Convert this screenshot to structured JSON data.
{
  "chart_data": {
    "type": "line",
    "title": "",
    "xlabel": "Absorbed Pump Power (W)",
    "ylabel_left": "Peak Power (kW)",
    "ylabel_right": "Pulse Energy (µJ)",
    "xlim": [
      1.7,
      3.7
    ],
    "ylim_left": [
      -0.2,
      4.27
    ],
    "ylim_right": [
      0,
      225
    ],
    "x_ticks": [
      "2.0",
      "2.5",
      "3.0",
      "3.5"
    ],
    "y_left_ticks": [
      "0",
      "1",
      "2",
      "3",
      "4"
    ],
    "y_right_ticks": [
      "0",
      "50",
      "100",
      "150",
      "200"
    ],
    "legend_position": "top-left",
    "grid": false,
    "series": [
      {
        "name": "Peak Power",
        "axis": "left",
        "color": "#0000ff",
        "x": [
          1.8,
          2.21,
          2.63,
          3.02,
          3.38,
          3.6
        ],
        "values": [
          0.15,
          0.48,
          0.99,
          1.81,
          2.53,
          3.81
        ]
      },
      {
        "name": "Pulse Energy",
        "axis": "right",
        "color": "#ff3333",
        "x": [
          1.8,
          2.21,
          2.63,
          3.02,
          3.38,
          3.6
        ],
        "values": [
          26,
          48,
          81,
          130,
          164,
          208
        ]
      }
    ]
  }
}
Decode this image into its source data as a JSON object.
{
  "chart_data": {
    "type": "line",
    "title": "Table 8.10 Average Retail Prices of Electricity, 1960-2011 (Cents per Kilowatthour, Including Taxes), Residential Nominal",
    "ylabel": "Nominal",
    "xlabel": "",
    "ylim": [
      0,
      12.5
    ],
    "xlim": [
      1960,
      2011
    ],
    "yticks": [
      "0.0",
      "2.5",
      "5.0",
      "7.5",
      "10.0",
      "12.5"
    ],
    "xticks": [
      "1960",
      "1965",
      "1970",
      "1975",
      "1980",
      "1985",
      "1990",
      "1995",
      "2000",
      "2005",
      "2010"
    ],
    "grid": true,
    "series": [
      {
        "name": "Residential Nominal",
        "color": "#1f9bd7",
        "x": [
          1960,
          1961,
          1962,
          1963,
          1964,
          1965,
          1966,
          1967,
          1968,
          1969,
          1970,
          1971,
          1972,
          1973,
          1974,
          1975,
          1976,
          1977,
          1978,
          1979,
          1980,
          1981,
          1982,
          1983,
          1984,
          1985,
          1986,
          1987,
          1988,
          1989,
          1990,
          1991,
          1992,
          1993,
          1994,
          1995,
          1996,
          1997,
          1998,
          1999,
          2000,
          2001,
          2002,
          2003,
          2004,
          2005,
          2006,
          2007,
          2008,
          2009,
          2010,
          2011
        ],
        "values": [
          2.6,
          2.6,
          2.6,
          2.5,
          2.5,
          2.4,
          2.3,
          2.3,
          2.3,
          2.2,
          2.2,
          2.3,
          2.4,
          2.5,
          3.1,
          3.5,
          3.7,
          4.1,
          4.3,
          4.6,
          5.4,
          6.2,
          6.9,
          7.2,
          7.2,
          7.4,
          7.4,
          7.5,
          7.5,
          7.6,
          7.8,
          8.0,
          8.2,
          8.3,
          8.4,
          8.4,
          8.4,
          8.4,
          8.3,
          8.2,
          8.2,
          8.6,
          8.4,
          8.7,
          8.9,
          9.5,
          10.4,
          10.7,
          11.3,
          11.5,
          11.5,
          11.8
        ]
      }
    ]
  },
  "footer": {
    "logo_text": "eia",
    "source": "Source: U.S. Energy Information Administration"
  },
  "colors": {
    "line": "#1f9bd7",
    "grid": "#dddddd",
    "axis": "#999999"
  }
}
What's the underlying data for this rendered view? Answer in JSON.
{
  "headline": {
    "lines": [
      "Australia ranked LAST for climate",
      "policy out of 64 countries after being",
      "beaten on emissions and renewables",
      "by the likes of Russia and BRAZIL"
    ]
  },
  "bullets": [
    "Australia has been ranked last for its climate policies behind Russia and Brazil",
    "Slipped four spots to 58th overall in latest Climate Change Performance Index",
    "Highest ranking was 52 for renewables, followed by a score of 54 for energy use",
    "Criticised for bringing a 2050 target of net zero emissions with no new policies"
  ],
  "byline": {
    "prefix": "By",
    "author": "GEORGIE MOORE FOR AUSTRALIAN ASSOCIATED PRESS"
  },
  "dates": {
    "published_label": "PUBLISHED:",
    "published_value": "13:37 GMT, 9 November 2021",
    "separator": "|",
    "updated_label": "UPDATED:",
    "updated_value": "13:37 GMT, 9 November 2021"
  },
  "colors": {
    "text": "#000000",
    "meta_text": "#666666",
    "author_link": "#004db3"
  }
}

_What to produce_
Reproduce every record above exactly as it appears.

_The completed task_
Convert this screenshot to structured JSON data.
{
  "chart_data": {
    "type": "line",
    "title": "",
    "xlabel": "Absorbed Pump Power (W)",
    "ylabel_left": "Peak Power (kW)",
    "ylabel_right": "Pulse Energy (µJ)",
    "xlim": [
      1.7,
      3.7
    ],
    "ylim_left": [
      -0.2,
      4.27
    ],
    "ylim_right": [
      0,
      225
    ],
    "x_ticks": [
      "2.0",
      "2.5",
      "3.0",
      "3.5"
    ],
    "y_left_ticks": [
      "0",
      "1",
      "2",
      "3",
      "4"
    ],
    "y_right_ticks": [
      "0",
      "50",
      "100",
      "150",
      "200"
    ],
    "legend_position": "top-left",
    "grid": false,
    "series": [
      {
        "name": "Peak Power",
        "axis": "left",
        "color": "#0000ff",
        "x": [
          1.8,
          2.21,
          2.63,
          3.02,
          3.38,
          3.6
        ],
        "values": [
          0.15,
          0.48,
          0.99,
          1.81,
          2.53,
          3.81
        ]
      },
      {
        "name": "Pulse Energy",
        "axis": "right",
        "color": "#ff3333",
        "x": [
          1.8,
          2.21,
          2.63,
          3.02,
          3.38,
          3.6
        ],
        "values": [
          26,
          48,
          81,
          130,
          164,
          208
        ]
      }
    ]
  }
}
Decode this image into its source data as a JSON object.
{
  "chart_data": {
    "type": "line",
    "title": "Table 8.10 Average Retail Prices of Electricity, 1960-2011 (Cents per Kilowatthour, Including Taxes), Residential Nominal",
    "ylabel": "Nominal",
    "xlabel": "",
    "ylim": [
      0,
      12.5
    ],
    "xlim": [
      1960,
      2011
    ],
    "yticks": [
      "0.0",
      "2.5",
      "5.0",
      "7.5",
      "10.0",
      "12.5"
    ],
    "xticks": [
      "1960",
      "1965",
      "1970",
      "1975",
      "1980",
      "1985",
      "1990",
      "1995",
      "2000",
      "2005",
      "2010"
    ],
    "grid": true,
    "series": [
      {
        "name": "Residential Nominal",
        "color": "#1f9bd7",
        "x": [
          1960,
          1961,
          1962,
          1963,
          1964,
          1965,
          1966,
          1967,
          1968,
          1969,
          1970,
          1971,
          1972,
          1973,
          1974,
          1975,
          1976,
          1977,
          1978,
          1979,
          1980,
          1981,
          1982,
          1983,
          1984,
          1985,
          1986,
          1987,
          1988,
          1989,
          1990,
          1991,
          1992,
          1993,
          1994,
          1995,
          1996,
          1997,
          1998,
          1999,
          2000,
          2001,
          2002,
          2003,
          2004,
          2005,
          2006,
          2007,
          2008,
          2009,
          2010,
          2011
        ],
        "values": [
          2.6,
          2.6,
          2.6,
          2.5,
          2.5,
          2.4,
          2.3,
          2.3,
          2.3,
          2.2,
          2.2,
          2.3,
          2.4,
          2.5,
          3.1,
          3.5,
          3.7,
          4.1,
          4.3,
          4.6,
          5.4,
          6.2,
          6.9,
          7.2,
          7.2,
          7.4,
          7.4,
          7.5,
          7.5,
          7.6,
          7.8,
          8.0,
          8.2,
          8.3,
          8.4,
          8.4,
          8.4,
          8.4,
          8.3,
          8.2,
          8.2,
          8.6,
          8.4,
          8.7,
          8.9,
          9.5,
          10.4,
          10.7,
          11.3,
          11.5,
          11.5,
          11.8
        ]
      }
    ]
  },
  "footer": {
    "logo_text": "eia",
    "source": "Source: U.S. Energy Information Administration"
  },
  "colors": {
    "line": "#1f9bd7",
    "grid": "#dddddd",
    "axis": "#999999"
  }
}
What's the underlying data for this rendered view? Answer in JSON.
{
  "headline": {
    "lines": [
      "Australia ranked LAST for climate",
      "policy out of 64 countries after being",
      "beaten on emissions and renewables",
      "by the likes of Russia and BRAZIL"
    ]
  },
  "bullets": [
    "Australia has been ranked last for its climate policies behind Russia and Brazil",
    "Slipped four spots to 58th overall in latest Climate Change Performance Index",
    "Highest ranking was 52 for renewables, followed by a score of 54 for energy use",
    "Criticised for bringing a 2050 target of net zero emissions with no new policies"
  ],
  "byline": {
    "prefix": "By",
    "author": "GEORGIE MOORE FOR AUSTRALIAN ASSOCIATED PRESS"
  },
  "dates": {
    "published_label": "PUBLISHED:",
    "published_value": "13:37 GMT, 9 November 2021",
    "separator": "|",
    "updated_label": "UPDATED:",
    "updated_value": "13:37 GMT, 9 November 2021"
  },
  "colors": {
    "text": "#000000",
    "meta_text": "#666666",
    "author_link": "#004db3"
  }
}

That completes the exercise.